*What the exercise asks*.
Only a number is wanted: how many lines in the records below contain "this"?

....................

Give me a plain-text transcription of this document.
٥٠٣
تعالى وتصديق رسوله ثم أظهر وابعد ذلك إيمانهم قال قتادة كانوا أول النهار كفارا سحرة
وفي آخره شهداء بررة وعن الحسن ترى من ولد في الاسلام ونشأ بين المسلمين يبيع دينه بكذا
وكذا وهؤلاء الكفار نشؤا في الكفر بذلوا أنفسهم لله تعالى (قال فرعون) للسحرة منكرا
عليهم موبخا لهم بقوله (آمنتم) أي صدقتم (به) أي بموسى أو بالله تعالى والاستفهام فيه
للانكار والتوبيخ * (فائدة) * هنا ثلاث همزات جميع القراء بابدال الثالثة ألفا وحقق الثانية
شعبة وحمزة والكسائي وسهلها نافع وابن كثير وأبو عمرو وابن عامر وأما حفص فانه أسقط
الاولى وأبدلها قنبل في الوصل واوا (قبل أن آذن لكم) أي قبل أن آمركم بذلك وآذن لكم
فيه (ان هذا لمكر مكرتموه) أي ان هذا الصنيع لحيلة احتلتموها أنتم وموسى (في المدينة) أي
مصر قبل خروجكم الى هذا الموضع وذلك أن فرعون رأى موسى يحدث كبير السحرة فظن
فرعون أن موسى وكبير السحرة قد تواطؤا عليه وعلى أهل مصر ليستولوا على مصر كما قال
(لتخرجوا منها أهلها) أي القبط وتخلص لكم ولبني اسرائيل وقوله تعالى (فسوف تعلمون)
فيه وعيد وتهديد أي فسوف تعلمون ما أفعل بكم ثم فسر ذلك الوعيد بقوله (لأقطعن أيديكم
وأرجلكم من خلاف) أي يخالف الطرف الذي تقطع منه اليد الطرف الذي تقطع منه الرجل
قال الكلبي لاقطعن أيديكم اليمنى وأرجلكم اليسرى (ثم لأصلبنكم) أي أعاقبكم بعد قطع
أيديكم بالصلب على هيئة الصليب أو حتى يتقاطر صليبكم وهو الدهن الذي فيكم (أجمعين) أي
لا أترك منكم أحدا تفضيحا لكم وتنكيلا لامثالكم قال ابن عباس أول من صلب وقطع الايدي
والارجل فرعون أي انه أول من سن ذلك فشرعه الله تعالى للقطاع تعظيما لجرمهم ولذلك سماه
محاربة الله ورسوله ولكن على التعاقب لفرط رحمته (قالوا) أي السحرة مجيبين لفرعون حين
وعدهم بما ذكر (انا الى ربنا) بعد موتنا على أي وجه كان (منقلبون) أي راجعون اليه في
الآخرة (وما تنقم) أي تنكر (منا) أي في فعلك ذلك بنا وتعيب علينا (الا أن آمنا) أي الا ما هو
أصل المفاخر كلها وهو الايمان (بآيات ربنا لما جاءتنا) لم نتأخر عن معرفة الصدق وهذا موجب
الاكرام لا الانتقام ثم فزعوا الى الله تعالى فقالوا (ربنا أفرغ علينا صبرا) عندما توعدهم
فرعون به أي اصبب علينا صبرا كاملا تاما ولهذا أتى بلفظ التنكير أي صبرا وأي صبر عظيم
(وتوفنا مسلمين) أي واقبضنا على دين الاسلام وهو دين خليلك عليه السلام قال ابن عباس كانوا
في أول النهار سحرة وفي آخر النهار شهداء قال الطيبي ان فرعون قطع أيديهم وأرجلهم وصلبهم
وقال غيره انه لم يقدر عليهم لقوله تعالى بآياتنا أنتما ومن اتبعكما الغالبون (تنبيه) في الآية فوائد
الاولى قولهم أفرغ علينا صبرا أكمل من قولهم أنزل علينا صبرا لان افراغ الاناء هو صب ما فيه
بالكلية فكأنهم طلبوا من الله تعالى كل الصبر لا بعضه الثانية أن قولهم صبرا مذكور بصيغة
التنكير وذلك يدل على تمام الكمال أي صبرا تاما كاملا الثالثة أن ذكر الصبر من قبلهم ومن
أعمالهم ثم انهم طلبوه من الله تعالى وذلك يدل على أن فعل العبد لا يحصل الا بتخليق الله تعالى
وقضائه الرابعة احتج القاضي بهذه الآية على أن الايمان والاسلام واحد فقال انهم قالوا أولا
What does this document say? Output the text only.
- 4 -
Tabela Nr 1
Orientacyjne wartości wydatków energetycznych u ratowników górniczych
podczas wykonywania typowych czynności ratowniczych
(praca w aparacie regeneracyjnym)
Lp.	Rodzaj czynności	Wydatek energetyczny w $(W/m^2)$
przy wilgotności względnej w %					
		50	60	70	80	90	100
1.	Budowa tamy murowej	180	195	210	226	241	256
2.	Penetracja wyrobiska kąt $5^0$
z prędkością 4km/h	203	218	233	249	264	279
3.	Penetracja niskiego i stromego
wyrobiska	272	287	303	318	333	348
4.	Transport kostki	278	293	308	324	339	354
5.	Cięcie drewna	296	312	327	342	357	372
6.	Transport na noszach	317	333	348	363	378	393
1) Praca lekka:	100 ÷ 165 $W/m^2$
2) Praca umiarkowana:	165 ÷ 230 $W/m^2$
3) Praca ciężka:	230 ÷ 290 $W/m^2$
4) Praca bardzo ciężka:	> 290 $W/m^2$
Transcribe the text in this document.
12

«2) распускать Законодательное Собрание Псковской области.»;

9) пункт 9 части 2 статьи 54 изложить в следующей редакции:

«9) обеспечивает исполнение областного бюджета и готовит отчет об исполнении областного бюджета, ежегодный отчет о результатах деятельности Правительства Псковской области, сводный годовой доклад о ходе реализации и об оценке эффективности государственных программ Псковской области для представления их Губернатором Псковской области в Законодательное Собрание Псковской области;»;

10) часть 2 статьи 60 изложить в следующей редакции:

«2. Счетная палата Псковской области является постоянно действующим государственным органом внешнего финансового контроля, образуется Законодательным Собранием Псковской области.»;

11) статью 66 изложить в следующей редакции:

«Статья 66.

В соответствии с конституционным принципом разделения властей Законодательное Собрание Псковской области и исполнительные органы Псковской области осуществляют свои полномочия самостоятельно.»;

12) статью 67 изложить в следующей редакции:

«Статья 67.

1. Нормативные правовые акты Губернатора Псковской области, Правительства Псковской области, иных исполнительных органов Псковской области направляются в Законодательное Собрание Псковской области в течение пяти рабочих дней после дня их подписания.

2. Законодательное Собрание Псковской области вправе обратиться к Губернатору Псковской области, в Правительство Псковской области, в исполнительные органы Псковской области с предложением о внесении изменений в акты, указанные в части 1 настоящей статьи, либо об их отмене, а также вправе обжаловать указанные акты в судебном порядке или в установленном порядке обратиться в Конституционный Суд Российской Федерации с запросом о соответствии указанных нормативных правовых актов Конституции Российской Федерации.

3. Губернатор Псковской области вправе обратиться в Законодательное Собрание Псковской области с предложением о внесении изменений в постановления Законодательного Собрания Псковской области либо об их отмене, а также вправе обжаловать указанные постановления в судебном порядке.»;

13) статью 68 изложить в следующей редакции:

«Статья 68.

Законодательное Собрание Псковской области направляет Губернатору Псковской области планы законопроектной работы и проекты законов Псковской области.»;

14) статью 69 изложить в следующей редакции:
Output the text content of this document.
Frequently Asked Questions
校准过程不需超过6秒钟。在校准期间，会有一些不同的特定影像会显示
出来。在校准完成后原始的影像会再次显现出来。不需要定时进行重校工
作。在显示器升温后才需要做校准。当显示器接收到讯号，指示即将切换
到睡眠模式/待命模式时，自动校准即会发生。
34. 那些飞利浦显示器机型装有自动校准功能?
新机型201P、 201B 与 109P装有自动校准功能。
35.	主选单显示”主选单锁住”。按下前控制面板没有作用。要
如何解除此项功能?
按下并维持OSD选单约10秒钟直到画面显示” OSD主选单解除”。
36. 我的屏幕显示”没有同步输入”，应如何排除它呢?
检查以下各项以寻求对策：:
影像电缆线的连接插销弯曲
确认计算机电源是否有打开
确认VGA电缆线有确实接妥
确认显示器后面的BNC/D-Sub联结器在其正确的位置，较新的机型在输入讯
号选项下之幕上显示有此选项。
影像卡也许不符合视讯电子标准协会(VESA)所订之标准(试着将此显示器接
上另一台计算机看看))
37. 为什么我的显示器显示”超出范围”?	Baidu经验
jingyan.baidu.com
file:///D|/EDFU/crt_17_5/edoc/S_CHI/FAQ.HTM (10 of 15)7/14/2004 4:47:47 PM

....................

*Correct answer*.
4